──────── Records ────────

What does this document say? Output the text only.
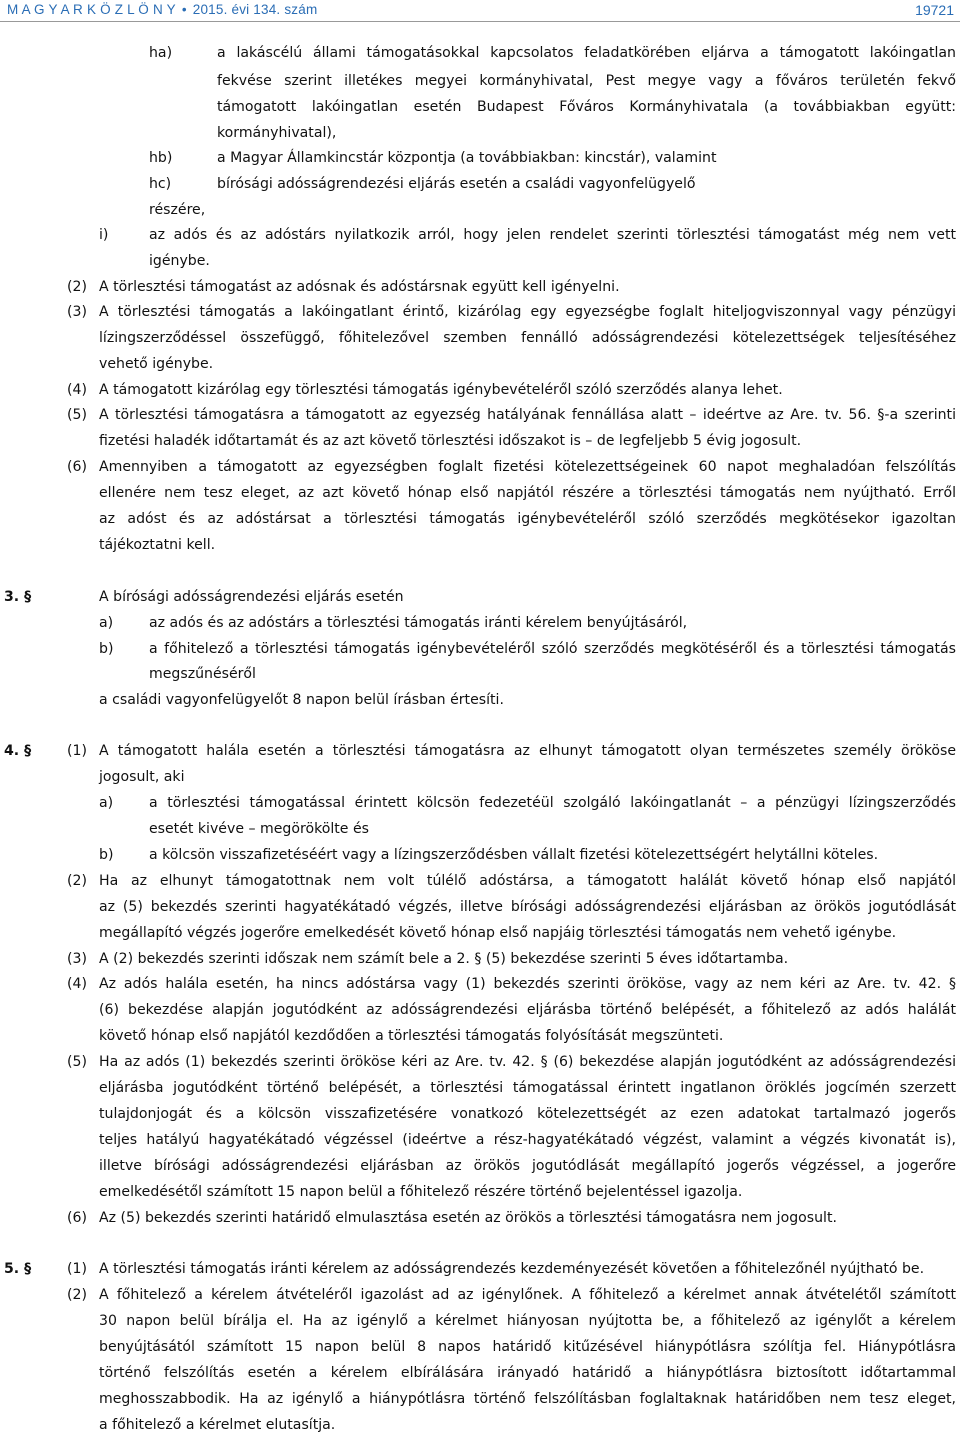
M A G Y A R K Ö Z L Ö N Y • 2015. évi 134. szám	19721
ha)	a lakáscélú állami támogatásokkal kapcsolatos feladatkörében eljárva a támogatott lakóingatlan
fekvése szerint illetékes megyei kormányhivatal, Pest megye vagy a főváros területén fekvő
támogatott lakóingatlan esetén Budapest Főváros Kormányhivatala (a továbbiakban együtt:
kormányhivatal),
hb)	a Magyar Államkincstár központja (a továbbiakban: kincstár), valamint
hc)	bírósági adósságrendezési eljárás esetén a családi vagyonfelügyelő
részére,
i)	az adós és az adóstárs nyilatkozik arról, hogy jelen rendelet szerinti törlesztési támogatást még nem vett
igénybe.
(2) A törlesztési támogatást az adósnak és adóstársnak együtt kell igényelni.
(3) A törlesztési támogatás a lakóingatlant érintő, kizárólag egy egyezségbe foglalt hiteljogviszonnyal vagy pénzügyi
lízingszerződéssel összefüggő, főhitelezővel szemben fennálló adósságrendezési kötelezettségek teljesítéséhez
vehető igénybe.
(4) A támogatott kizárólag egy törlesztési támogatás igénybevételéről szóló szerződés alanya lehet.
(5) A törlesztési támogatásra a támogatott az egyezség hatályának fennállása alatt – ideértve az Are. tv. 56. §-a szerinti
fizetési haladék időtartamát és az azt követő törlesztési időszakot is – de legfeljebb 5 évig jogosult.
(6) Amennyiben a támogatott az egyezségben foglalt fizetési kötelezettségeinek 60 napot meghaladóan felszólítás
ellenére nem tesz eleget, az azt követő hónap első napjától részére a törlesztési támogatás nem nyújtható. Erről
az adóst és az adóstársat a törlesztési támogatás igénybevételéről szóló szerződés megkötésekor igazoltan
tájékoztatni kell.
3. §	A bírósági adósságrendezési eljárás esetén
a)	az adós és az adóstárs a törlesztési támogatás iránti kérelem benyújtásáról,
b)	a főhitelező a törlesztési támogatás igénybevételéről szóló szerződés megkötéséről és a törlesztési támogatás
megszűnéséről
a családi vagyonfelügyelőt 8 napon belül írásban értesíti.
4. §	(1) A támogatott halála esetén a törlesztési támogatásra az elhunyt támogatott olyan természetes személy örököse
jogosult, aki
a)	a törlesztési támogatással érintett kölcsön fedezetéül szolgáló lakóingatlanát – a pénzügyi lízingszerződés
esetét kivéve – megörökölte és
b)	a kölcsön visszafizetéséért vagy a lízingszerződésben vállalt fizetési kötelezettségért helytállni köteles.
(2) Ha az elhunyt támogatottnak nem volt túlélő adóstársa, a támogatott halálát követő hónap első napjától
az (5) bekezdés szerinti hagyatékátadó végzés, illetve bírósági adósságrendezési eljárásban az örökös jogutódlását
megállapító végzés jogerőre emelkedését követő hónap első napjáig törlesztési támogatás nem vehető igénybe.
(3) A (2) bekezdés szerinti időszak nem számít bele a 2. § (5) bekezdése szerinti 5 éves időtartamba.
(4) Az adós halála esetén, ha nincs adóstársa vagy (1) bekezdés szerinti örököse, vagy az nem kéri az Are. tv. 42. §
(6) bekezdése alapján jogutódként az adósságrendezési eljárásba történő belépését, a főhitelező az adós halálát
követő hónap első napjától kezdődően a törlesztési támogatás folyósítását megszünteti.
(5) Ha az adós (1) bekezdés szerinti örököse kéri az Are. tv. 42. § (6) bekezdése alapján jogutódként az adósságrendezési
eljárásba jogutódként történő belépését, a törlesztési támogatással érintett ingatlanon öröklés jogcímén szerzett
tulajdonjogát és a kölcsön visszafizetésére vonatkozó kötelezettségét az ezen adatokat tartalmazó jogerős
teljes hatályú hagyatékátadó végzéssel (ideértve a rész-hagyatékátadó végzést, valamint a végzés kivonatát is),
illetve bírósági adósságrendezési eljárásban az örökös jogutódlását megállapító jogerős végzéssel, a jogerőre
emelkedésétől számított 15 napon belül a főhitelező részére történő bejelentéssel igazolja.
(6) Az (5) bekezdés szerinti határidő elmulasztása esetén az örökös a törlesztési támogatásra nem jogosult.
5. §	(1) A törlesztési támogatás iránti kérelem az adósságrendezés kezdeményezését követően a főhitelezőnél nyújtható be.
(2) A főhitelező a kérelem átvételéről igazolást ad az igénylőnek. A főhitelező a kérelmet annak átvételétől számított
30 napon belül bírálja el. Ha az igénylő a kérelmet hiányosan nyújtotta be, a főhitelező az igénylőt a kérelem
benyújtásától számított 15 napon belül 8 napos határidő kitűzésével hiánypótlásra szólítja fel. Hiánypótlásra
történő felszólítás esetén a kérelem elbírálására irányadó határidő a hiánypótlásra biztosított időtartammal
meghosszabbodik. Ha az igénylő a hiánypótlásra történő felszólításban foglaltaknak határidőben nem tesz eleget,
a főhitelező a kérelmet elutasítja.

────────
──────── Records ────────

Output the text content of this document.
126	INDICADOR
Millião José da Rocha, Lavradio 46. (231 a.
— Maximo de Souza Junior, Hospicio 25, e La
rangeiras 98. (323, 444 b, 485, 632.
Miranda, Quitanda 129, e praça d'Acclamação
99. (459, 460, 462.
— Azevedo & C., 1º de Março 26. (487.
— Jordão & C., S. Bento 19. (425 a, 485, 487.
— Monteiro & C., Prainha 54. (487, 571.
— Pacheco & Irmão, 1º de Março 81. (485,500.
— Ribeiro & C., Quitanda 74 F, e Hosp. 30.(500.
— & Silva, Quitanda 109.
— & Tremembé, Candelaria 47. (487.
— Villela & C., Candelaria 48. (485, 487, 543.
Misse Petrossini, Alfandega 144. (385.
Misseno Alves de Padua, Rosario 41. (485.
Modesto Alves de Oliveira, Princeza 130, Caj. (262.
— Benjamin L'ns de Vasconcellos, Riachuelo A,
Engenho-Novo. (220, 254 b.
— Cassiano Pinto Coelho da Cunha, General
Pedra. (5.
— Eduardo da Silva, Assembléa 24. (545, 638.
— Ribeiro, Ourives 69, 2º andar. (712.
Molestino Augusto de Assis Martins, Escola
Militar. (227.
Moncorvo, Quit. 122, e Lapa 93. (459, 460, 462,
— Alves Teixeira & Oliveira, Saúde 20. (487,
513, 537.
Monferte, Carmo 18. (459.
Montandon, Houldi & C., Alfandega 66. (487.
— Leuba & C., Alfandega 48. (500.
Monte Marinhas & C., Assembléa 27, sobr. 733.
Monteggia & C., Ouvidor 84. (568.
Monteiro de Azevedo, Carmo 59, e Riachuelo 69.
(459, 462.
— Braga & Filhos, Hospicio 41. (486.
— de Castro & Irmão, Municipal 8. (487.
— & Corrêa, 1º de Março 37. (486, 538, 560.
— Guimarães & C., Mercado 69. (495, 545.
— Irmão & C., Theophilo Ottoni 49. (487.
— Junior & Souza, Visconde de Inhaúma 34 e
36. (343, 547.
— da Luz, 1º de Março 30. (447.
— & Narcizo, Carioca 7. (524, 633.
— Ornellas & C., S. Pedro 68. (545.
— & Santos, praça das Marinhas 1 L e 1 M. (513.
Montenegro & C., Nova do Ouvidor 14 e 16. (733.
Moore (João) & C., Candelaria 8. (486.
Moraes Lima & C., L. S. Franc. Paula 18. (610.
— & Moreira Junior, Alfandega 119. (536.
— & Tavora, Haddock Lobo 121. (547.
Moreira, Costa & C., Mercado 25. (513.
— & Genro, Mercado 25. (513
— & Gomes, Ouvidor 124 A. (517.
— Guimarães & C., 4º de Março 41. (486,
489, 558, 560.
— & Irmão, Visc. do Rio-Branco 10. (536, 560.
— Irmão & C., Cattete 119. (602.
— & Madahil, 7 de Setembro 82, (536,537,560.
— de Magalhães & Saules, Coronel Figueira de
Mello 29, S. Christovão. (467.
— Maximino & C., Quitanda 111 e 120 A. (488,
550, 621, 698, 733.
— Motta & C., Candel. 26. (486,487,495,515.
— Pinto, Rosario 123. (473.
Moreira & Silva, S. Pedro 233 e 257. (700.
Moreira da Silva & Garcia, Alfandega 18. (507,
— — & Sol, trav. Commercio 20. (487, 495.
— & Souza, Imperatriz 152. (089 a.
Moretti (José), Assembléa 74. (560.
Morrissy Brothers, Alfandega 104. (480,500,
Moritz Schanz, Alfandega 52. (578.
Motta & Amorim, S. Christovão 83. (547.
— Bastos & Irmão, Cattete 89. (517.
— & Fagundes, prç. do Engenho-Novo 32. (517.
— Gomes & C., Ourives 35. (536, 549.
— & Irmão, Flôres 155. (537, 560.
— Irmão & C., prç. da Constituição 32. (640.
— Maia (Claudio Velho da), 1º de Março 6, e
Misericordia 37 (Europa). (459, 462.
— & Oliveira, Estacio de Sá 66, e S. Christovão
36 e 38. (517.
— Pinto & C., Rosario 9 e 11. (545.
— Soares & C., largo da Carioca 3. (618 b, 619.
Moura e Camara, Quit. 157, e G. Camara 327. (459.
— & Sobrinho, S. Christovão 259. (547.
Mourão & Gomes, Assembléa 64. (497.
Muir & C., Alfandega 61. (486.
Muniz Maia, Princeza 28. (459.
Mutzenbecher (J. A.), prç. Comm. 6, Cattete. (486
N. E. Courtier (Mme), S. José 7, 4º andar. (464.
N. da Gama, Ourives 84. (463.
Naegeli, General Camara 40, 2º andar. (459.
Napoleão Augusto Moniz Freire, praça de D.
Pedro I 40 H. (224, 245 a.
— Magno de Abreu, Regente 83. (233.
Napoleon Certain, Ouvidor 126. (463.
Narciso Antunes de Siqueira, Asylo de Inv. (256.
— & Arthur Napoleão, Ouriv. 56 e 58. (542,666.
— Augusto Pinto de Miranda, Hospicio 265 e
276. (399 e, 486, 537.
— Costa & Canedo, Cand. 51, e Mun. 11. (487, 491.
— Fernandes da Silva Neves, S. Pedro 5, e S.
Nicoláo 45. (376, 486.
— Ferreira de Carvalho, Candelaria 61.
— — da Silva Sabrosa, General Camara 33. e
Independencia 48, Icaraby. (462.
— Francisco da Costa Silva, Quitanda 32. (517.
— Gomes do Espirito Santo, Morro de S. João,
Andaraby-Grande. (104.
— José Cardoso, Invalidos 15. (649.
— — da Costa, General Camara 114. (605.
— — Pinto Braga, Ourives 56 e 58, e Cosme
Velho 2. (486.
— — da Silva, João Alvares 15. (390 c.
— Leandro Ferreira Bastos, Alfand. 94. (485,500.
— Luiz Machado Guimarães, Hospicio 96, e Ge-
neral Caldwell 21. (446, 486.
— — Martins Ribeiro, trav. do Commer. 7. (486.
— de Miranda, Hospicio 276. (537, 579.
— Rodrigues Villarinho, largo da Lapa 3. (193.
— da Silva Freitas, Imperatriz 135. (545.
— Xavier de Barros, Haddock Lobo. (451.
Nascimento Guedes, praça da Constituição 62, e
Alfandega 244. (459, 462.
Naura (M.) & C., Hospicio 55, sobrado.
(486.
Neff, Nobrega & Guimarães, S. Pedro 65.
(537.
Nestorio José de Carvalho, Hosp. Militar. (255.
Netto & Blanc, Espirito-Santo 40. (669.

────────

What you need to do:
Read the entries and select each line where the word "Camara" is found.

Answer to the problem:
Moura e Camara, Quit. 157, e G. Camara 327. (459.
Naegeli, General Camara 40, 2º andar. (459.
— — da Silva Sabrosa, General Camara 33. e
— — da Costa, General Camara 114. (605.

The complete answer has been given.